Recorded data>
□ □ □ □ □
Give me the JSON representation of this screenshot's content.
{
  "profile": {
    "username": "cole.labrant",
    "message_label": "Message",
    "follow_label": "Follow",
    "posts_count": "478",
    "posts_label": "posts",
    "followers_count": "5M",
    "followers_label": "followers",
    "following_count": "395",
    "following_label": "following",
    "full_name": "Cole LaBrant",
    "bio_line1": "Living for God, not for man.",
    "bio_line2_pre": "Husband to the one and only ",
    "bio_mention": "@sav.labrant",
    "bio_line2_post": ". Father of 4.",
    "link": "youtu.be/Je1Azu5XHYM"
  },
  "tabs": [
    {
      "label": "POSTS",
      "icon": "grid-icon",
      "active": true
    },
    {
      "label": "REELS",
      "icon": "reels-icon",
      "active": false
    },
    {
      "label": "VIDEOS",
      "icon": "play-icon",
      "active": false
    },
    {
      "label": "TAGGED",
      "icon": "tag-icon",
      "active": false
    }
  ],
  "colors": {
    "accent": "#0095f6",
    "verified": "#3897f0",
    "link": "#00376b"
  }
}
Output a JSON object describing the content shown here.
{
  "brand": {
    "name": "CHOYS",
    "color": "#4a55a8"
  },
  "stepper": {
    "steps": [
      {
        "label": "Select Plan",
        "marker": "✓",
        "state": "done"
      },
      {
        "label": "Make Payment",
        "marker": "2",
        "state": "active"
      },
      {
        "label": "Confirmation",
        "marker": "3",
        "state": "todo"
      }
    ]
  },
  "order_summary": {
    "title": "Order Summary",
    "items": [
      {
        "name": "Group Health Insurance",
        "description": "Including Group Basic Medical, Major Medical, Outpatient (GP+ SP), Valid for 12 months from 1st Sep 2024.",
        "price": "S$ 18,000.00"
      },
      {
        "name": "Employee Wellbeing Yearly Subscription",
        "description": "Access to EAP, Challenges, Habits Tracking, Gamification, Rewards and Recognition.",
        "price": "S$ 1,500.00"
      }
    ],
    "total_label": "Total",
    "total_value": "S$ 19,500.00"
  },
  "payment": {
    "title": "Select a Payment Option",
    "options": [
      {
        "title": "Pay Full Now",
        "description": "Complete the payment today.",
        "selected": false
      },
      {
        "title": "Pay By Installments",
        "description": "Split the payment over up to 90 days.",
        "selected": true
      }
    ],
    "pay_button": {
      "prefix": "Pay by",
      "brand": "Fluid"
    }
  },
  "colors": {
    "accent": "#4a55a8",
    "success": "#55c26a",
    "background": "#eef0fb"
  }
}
□ □ □ □ □
Instructions for the task> Extract all of the data shown above without alteration.

Finished answer>
Give me the JSON representation of this screenshot's content.
{
  "profile": {
    "username": "cole.labrant",
    "message_label": "Message",
    "follow_label": "Follow",
    "posts_count": "478",
    "posts_label": "posts",
    "followers_count": "5M",
    "followers_label": "followers",
    "following_count": "395",
    "following_label": "following",
    "full_name": "Cole LaBrant",
    "bio_line1": "Living for God, not for man.",
    "bio_line2_pre": "Husband to the one and only ",
    "bio_mention": "@sav.labrant",
    "bio_line2_post": ". Father of 4.",
    "link": "youtu.be/Je1Azu5XHYM"
  },
  "tabs": [
    {
      "label": "POSTS",
      "icon": "grid-icon",
      "active": true
    },
    {
      "label": "REELS",
      "icon": "reels-icon",
      "active": false
    },
    {
      "label": "VIDEOS",
      "icon": "play-icon",
      "active": false
    },
    {
      "label": "TAGGED",
      "icon": "tag-icon",
      "active": false
    }
  ],
  "colors": {
    "accent": "#0095f6",
    "verified": "#3897f0",
    "link": "#00376b"
  }
}
Output a JSON object describing the content shown here.
{
  "brand": {
    "name": "CHOYS",
    "color": "#4a55a8"
  },
  "stepper": {
    "steps": [
      {
        "label": "Select Plan",
        "marker": "✓",
        "state": "done"
      },
      {
        "label": "Make Payment",
        "marker": "2",
        "state": "active"
      },
      {
        "label": "Confirmation",
        "marker": "3",
        "state": "todo"
      }
    ]
  },
  "order_summary": {
    "title": "Order Summary",
    "items": [
      {
        "name": "Group Health Insurance",
        "description": "Including Group Basic Medical, Major Medical, Outpatient (GP+ SP), Valid for 12 months from 1st Sep 2024.",
        "price": "S$ 18,000.00"
      },
      {
        "name": "Employee Wellbeing Yearly Subscription",
        "description": "Access to EAP, Challenges, Habits Tracking, Gamification, Rewards and Recognition.",
        "price": "S$ 1,500.00"
      }
    ],
    "total_label": "Total",
    "total_value": "S$ 19,500.00"
  },
  "payment": {
    "title": "Select a Payment Option",
    "options": [
      {
        "title": "Pay Full Now",
        "description": "Complete the payment today.",
        "selected": false
      },
      {
        "title": "Pay By Installments",
        "description": "Split the payment over up to 90 days.",
        "selected": true
      }
    ],
    "pay_button": {
      "prefix": "Pay by",
      "brand": "Fluid"
    }
  },
  "colors": {
    "accent": "#4a55a8",
    "success": "#55c26a",
    "background": "#eef0fb"
  }
}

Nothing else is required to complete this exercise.